> Problem details: Repeat each entry word for word. Leave any images out of the copy.

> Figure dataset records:

<<<<

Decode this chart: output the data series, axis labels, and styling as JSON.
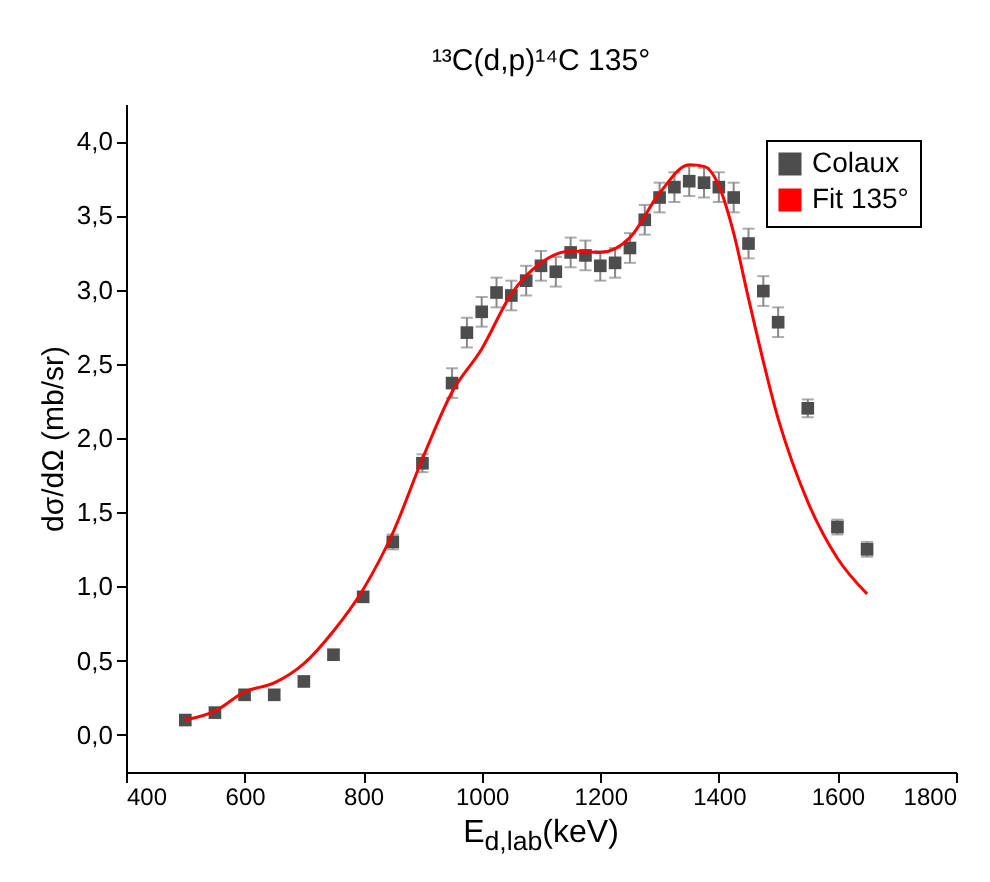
{
  "chart_data": {
    "type": "scatter",
    "title": "¹³C(d,p)¹⁴C 135°",
    "xlabel": "E$_{d,lab}$(keV)",
    "ylabel": "dσ/dΩ (mb/sr)",
    "xlim": [
      400,
      1800
    ],
    "ylim": [
      -0.25,
      4.25
    ],
    "xticks": [
      400,
      600,
      800,
      1000,
      1200,
      1400,
      1600,
      1800
    ],
    "yticks": [
      {
        "value": 0,
        "label": "0,0"
      },
      {
        "value": 0.5,
        "label": "0,5"
      },
      {
        "value": 1,
        "label": "1,0"
      },
      {
        "value": 1.5,
        "label": "1,5"
      },
      {
        "value": 2,
        "label": "2,0"
      },
      {
        "value": 2.5,
        "label": "2,5"
      },
      {
        "value": 3,
        "label": "3,0"
      },
      {
        "value": 3.5,
        "label": "3,5"
      },
      {
        "value": 4,
        "label": "4,0"
      }
    ],
    "legend": "top right",
    "grid": false,
    "series": [
      {
        "name": "Colaux",
        "marker": "square",
        "color": "#4d4d4d",
        "x": [
          500,
          550,
          600,
          650,
          700,
          750,
          800,
          850,
          900,
          950,
          975,
          1000,
          1025,
          1050,
          1075,
          1100,
          1125,
          1150,
          1175,
          1200,
          1225,
          1250,
          1275,
          1300,
          1325,
          1350,
          1375,
          1400,
          1425,
          1450,
          1475,
          1500,
          1550,
          1600,
          1650
        ],
        "values": [
          0.1,
          0.15,
          0.27,
          0.27,
          0.36,
          0.54,
          0.93,
          1.3,
          1.83,
          2.37,
          2.71,
          2.85,
          2.98,
          2.96,
          3.06,
          3.16,
          3.12,
          3.25,
          3.23,
          3.16,
          3.18,
          3.28,
          3.47,
          3.62,
          3.69,
          3.73,
          3.72,
          3.69,
          3.62,
          3.31,
          2.99,
          2.78,
          2.2,
          1.4,
          1.25
        ],
        "errors": [
          0.03,
          0.03,
          0.03,
          0.03,
          0.03,
          0.03,
          0.03,
          0.05,
          0.06,
          0.1,
          0.1,
          0.1,
          0.1,
          0.1,
          0.1,
          0.1,
          0.1,
          0.1,
          0.1,
          0.1,
          0.1,
          0.1,
          0.1,
          0.1,
          0.1,
          0.1,
          0.1,
          0.1,
          0.1,
          0.1,
          0.1,
          0.1,
          0.06,
          0.05,
          0.05
        ]
      },
      {
        "name": "Fit 135°",
        "type": "line",
        "marker": "none",
        "color": "#ff0000",
        "x": [
          500,
          550,
          600,
          650,
          700,
          750,
          800,
          850,
          900,
          950,
          1000,
          1050,
          1100,
          1150,
          1200,
          1250,
          1300,
          1350,
          1375,
          1400,
          1425,
          1450,
          1500,
          1550,
          1600,
          1650
        ],
        "values": [
          0.1,
          0.16,
          0.29,
          0.35,
          0.48,
          0.7,
          0.98,
          1.36,
          1.86,
          2.31,
          2.6,
          2.97,
          3.18,
          3.26,
          3.25,
          3.35,
          3.65,
          3.84,
          3.83,
          3.7,
          3.38,
          2.94,
          2.13,
          1.57,
          1.19,
          0.95
        ]
      }
    ]
  }
}
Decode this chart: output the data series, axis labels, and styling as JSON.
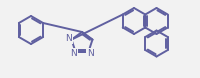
{
  "bg_color": "#f2f2f2",
  "line_color": "#6060a0",
  "line_width": 1.4,
  "text_color": "#6060a0",
  "font_size": 6.5,
  "fig_width": 2.0,
  "fig_height": 0.78,
  "dpi": 100,
  "xlim": [
    0,
    200
  ],
  "ylim": [
    0,
    78
  ]
}
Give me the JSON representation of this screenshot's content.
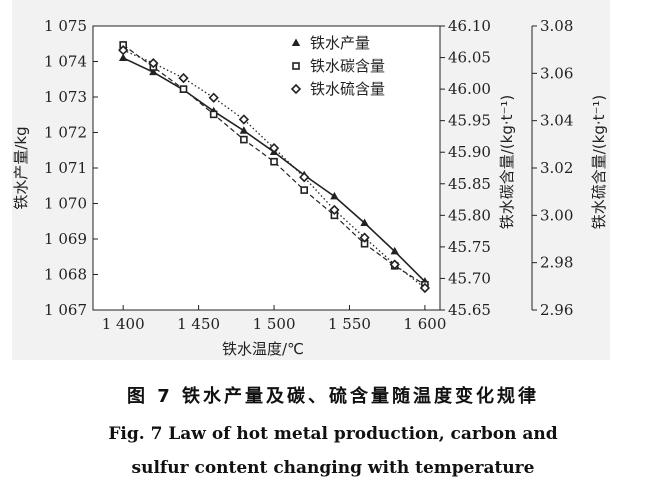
{
  "chart_data": {
    "type": "line",
    "xlabel": "铁水温度/℃",
    "x_ticks": [
      "1 400",
      "1 450",
      "1 500",
      "1 550",
      "1 600"
    ],
    "x": [
      1400,
      1420,
      1440,
      1460,
      1480,
      1500,
      1520,
      1540,
      1560,
      1580,
      1600
    ],
    "xlim": [
      1380,
      1610
    ],
    "axes": {
      "left": {
        "label": "铁水产量/kg",
        "ticks": [
          "1 075",
          "1 074",
          "1 073",
          "1 072",
          "1 071",
          "1 070",
          "1 069",
          "1 068",
          "1 067"
        ],
        "ylim": [
          1067,
          1075
        ]
      },
      "right1": {
        "label": "铁水碳含量/(kg·t⁻¹)",
        "ticks": [
          "46.10",
          "46.05",
          "46.00",
          "45.95",
          "45.90",
          "45.85",
          "45.80",
          "45.75",
          "45.70",
          "45.65"
        ],
        "ylim": [
          45.65,
          46.1
        ]
      },
      "right2": {
        "label": "铁水硫含量/(kg·t⁻¹)",
        "ticks": [
          "3.08",
          "3.06",
          "3.04",
          "3.02",
          "3.00",
          "2.98",
          "2.96"
        ],
        "ylim": [
          2.96,
          3.08
        ]
      }
    },
    "series": [
      {
        "name": "铁水产量",
        "axis": "left",
        "marker": "triangle",
        "line": "solid",
        "values": [
          1074.1,
          1073.7,
          1073.2,
          1072.6,
          1072.05,
          1071.45,
          1070.8,
          1070.2,
          1069.45,
          1068.65,
          1067.8
        ]
      },
      {
        "name": "铁水碳含量",
        "axis": "right1",
        "marker": "square",
        "line": "dashed",
        "values": [
          46.07,
          46.035,
          46.0,
          45.96,
          45.92,
          45.885,
          45.84,
          45.8,
          45.755,
          45.72,
          45.69
        ]
      },
      {
        "name": "铁水硫含量",
        "axis": "right2",
        "marker": "diamond",
        "line": "dotted",
        "values": [
          3.0698,
          3.0643,
          3.058,
          3.0497,
          3.0405,
          3.0284,
          3.0161,
          3.0023,
          2.9906,
          2.9792,
          2.9693
        ]
      }
    ],
    "legend_position": "top-right"
  },
  "caption": {
    "cn": "图 7   铁水产量及碳、硫含量随温度变化规律",
    "en_line1": "Fig. 7   Law of hot metal production, carbon and",
    "en_line2": "sulfur content changing with temperature"
  }
}
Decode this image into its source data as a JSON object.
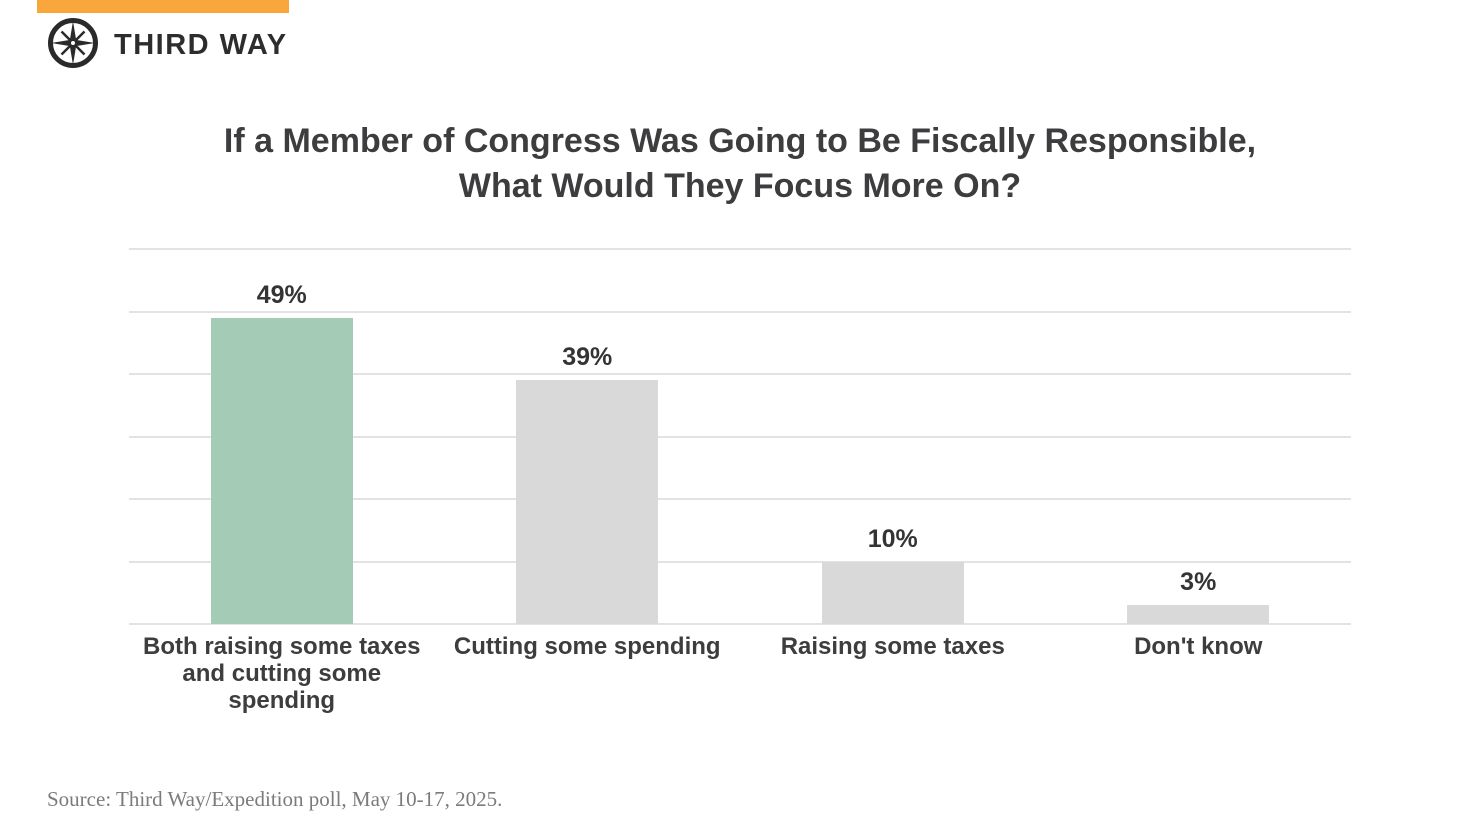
{
  "brand": {
    "name": "THIRD WAY",
    "accent_bar_color": "#f9a63c",
    "logo_icon": "compass-star-icon",
    "logo_color": "#2a2a2a"
  },
  "title_lines": [
    "If a Member of Congress Was Going to Be Fiscally Responsible,",
    "What Would They Focus More On?"
  ],
  "source": "Source: Third Way/Expedition poll, May 10-17, 2025.",
  "chart_data": {
    "type": "bar",
    "title": "If a Member of Congress Was Going to Be Fiscally Responsible, What Would They Focus More On?",
    "categories": [
      "Both raising some taxes and cutting some spending",
      "Cutting some spending",
      "Raising some taxes",
      "Don't know"
    ],
    "category_display": [
      "Both raising some taxes\nand cutting some\nspending",
      "Cutting some spending",
      "Raising some taxes",
      "Don't know"
    ],
    "values": [
      49,
      39,
      10,
      3
    ],
    "value_labels": [
      "49%",
      "39%",
      "10%",
      "3%"
    ],
    "bar_colors": [
      "#a4cbb5",
      "#d9d9d9",
      "#d9d9d9",
      "#d9d9d9"
    ],
    "highlight_color": "#a4cbb5",
    "default_bar_color": "#d9d9d9",
    "ylim": [
      0,
      60
    ],
    "gridline_step": 10,
    "gridline_color": "#e3e3e3",
    "grid": "horizontal gridlines only, no axis tick labels",
    "legend": "none",
    "xlabel": "",
    "ylabel": ""
  }
}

>>>>

> Result below:
Decode this chart: output the data series, axis labels, and styling as JSON.
{
  "chart_data": {
    "type": "scatter",
    "title": "¹³C(d,p)¹⁴C 135°",
    "xlabel": "E$_{d,lab}$(keV)",
    "ylabel": "dσ/dΩ (mb/sr)",
    "xlim": [
      400,
      1800
    ],
    "ylim": [
      -0.25,
      4.25
    ],
    "xticks": [
      400,
      600,
      800,
      1000,
      1200,
      1400,
      1600,
      1800
    ],
    "yticks": [
      {
        "value": 0,
        "label": "0,0"
      },
      {
        "value": 0.5,
        "label": "0,5"
      },
      {
        "value": 1,
        "label": "1,0"
      },
      {
        "value": 1.5,
        "label": "1,5"
      },
      {
        "value": 2,
        "label": "2,0"
      },
      {
        "value": 2.5,
        "label": "2,5"
      },
      {
        "value": 3,
        "label": "3,0"
      },
      {
        "value": 3.5,
        "label": "3,5"
      },
      {
        "value": 4,
        "label": "4,0"
      }
    ],
    "legend": "top right",
    "grid": false,
    "series": [
      {
        "name": "Colaux",
        "marker": "square",
        "color": "#4d4d4d",
        "x": [
          500,
          550,
          600,
          650,
          700,
          750,
          800,
          850,
          900,
          950,
          975,
          1000,
          1025,
          1050,
          1075,
          1100,
          1125,
          1150,
          1175,
          1200,
          1225,
          1250,
          1275,
          1300,
          1325,
          1350,
          1375,
          1400,
          1425,
          1450,
          1475,
          1500,
          1550,
          1600,
          1650
        ],
        "values": [
          0.1,
          0.15,
          0.27,
          0.27,
          0.36,
          0.54,
          0.93,
          1.3,
          1.83,
          2.37,
          2.71,
          2.85,
          2.98,
          2.96,
          3.06,
          3.16,
          3.12,
          3.25,
          3.23,
          3.16,
          3.18,
          3.28,
          3.47,
          3.62,
          3.69,
          3.73,
          3.72,
          3.69,
          3.62,
          3.31,
          2.99,
          2.78,
          2.2,
          1.4,
          1.25
        ],
        "errors": [
          0.03,
          0.03,
          0.03,
          0.03,
          0.03,
          0.03,
          0.03,
          0.05,
          0.06,
          0.1,
          0.1,
          0.1,
          0.1,
          0.1,
          0.1,
          0.1,
          0.1,
          0.1,
          0.1,
          0.1,
          0.1,
          0.1,
          0.1,
          0.1,
          0.1,
          0.1,
          0.1,
          0.1,
          0.1,
          0.1,
          0.1,
          0.1,
          0.06,
          0.05,
          0.05
        ]
      },
      {
        "name": "Fit 135°",
        "type": "line",
        "marker": "none",
        "color": "#ff0000",
        "x": [
          500,
          550,
          600,
          650,
          700,
          750,
          800,
          850,
          900,
          950,
          1000,
          1050,
          1100,
          1150,
          1200,
          1250,
          1300,
          1350,
          1375,
          1400,
          1425,
          1450,
          1500,
          1550,
          1600,
          1650
        ],
        "values": [
          0.1,
          0.16,
          0.29,
          0.35,
          0.48,
          0.7,
          0.98,
          1.36,
          1.86,
          2.31,
          2.6,
          2.97,
          3.18,
          3.26,
          3.25,
          3.35,
          3.65,
          3.84,
          3.83,
          3.7,
          3.38,
          2.94,
          2.13,
          1.57,
          1.19,
          0.95
        ]
      }
    ]
  }
}
Decode this chart: output the data series, axis labels, and styling as JSON.
{
  "bg_color": "#f2f2f2",
  "line_color": "#6060a0",
  "line_width": 1.4,
  "text_color": "#6060a0",
  "font_size": 6.5,
  "fig_width": 2.0,
  "fig_height": 0.78,
  "dpi": 100,
  "xlim": [
    0,
    200
  ],
  "ylim": [
    0,
    78
  ]
}
Give me the JSON representation of this screenshot's content.
{
  "chart_data": {
    "type": "line",
    "xlabel": "铁水温度/℃",
    "x_ticks": [
      "1 400",
      "1 450",
      "1 500",
      "1 550",
      "1 600"
    ],
    "x": [
      1400,
      1420,
      1440,
      1460,
      1480,
      1500,
      1520,
      1540,
      1560,
      1580,
      1600
    ],
    "xlim": [
      1380,
      1610
    ],
    "axes": {
      "left": {
        "label": "铁水产量/kg",
        "ticks": [
          "1 075",
          "1 074",
          "1 073",
          "1 072",
          "1 071",
          "1 070",
          "1 069",
          "1 068",
          "1 067"
        ],
        "ylim": [
          1067,
          1075
        ]
      },
      "right1": {
        "label": "铁水碳含量/(kg·t⁻¹)",
        "ticks": [
          "46.10",
          "46.05",
          "46.00",
          "45.95",
          "45.90",
          "45.85",
          "45.80",
          "45.75",
          "45.70",
          "45.65"
        ],
        "ylim": [
          45.65,
          46.1
        ]
      },
      "right2": {
        "label": "铁水硫含量/(kg·t⁻¹)",
        "ticks": [
          "3.08",
          "3.06",
          "3.04",
          "3.02",
          "3.00",
          "2.98",
          "2.96"
        ],
        "ylim": [
          2.96,
          3.08
        ]
      }
    },
    "series": [
      {
        "name": "铁水产量",
        "axis": "left",
        "marker": "triangle",
        "line": "solid",
        "values": [
          1074.1,
          1073.7,
          1073.2,
          1072.6,
          1072.05,
          1071.45,
          1070.8,
          1070.2,
          1069.45,
          1068.65,
          1067.8
        ]
      },
      {
        "name": "铁水碳含量",
        "axis": "right1",
        "marker": "square",
        "line": "dashed",
        "values": [
          46.07,
          46.035,
          46.0,
          45.96,
          45.92,
          45.885,
          45.84,
          45.8,
          45.755,
          45.72,
          45.69
        ]
      },
      {
        "name": "铁水硫含量",
        "axis": "right2",
        "marker": "diamond",
        "line": "dotted",
        "values": [
          3.0698,
          3.0643,
          3.058,
          3.0497,
          3.0405,
          3.0284,
          3.0161,
          3.0023,
          2.9906,
          2.9792,
          2.9693
        ]
      }
    ],
    "legend_position": "top-right"
  },
  "caption": {
    "cn": "图 7   铁水产量及碳、硫含量随温度变化规律",
    "en_line1": "Fig. 7   Law of hot metal production, carbon and",
    "en_line2": "sulfur content changing with temperature"
  }
}
Decode this image into its source data as a JSON object.
{
  "brand": {
    "name": "THIRD WAY",
    "accent_bar_color": "#f9a63c",
    "logo_icon": "compass-star-icon",
    "logo_color": "#2a2a2a"
  },
  "title_lines": [
    "If a Member of Congress Was Going to Be Fiscally Responsible,",
    "What Would They Focus More On?"
  ],
  "source": "Source: Third Way/Expedition poll, May 10-17, 2025.",
  "chart_data": {
    "type": "bar",
    "title": "If a Member of Congress Was Going to Be Fiscally Responsible, What Would They Focus More On?",
    "categories": [
      "Both raising some taxes and cutting some spending",
      "Cutting some spending",
      "Raising some taxes",
      "Don't know"
    ],
    "category_display": [
      "Both raising some taxes\nand cutting some\nspending",
      "Cutting some spending",
      "Raising some taxes",
      "Don't know"
    ],
    "values": [
      49,
      39,
      10,
      3
    ],
    "value_labels": [
      "49%",
      "39%",
      "10%",
      "3%"
    ],
    "bar_colors": [
      "#a4cbb5",
      "#d9d9d9",
      "#d9d9d9",
      "#d9d9d9"
    ],
    "highlight_color": "#a4cbb5",
    "default_bar_color": "#d9d9d9",
    "ylim": [
      0,
      60
    ],
    "gridline_step": 10,
    "gridline_color": "#e3e3e3",
    "grid": "horizontal gridlines only, no axis tick labels",
    "legend": "none",
    "xlabel": "",
    "ylabel": ""
  }
}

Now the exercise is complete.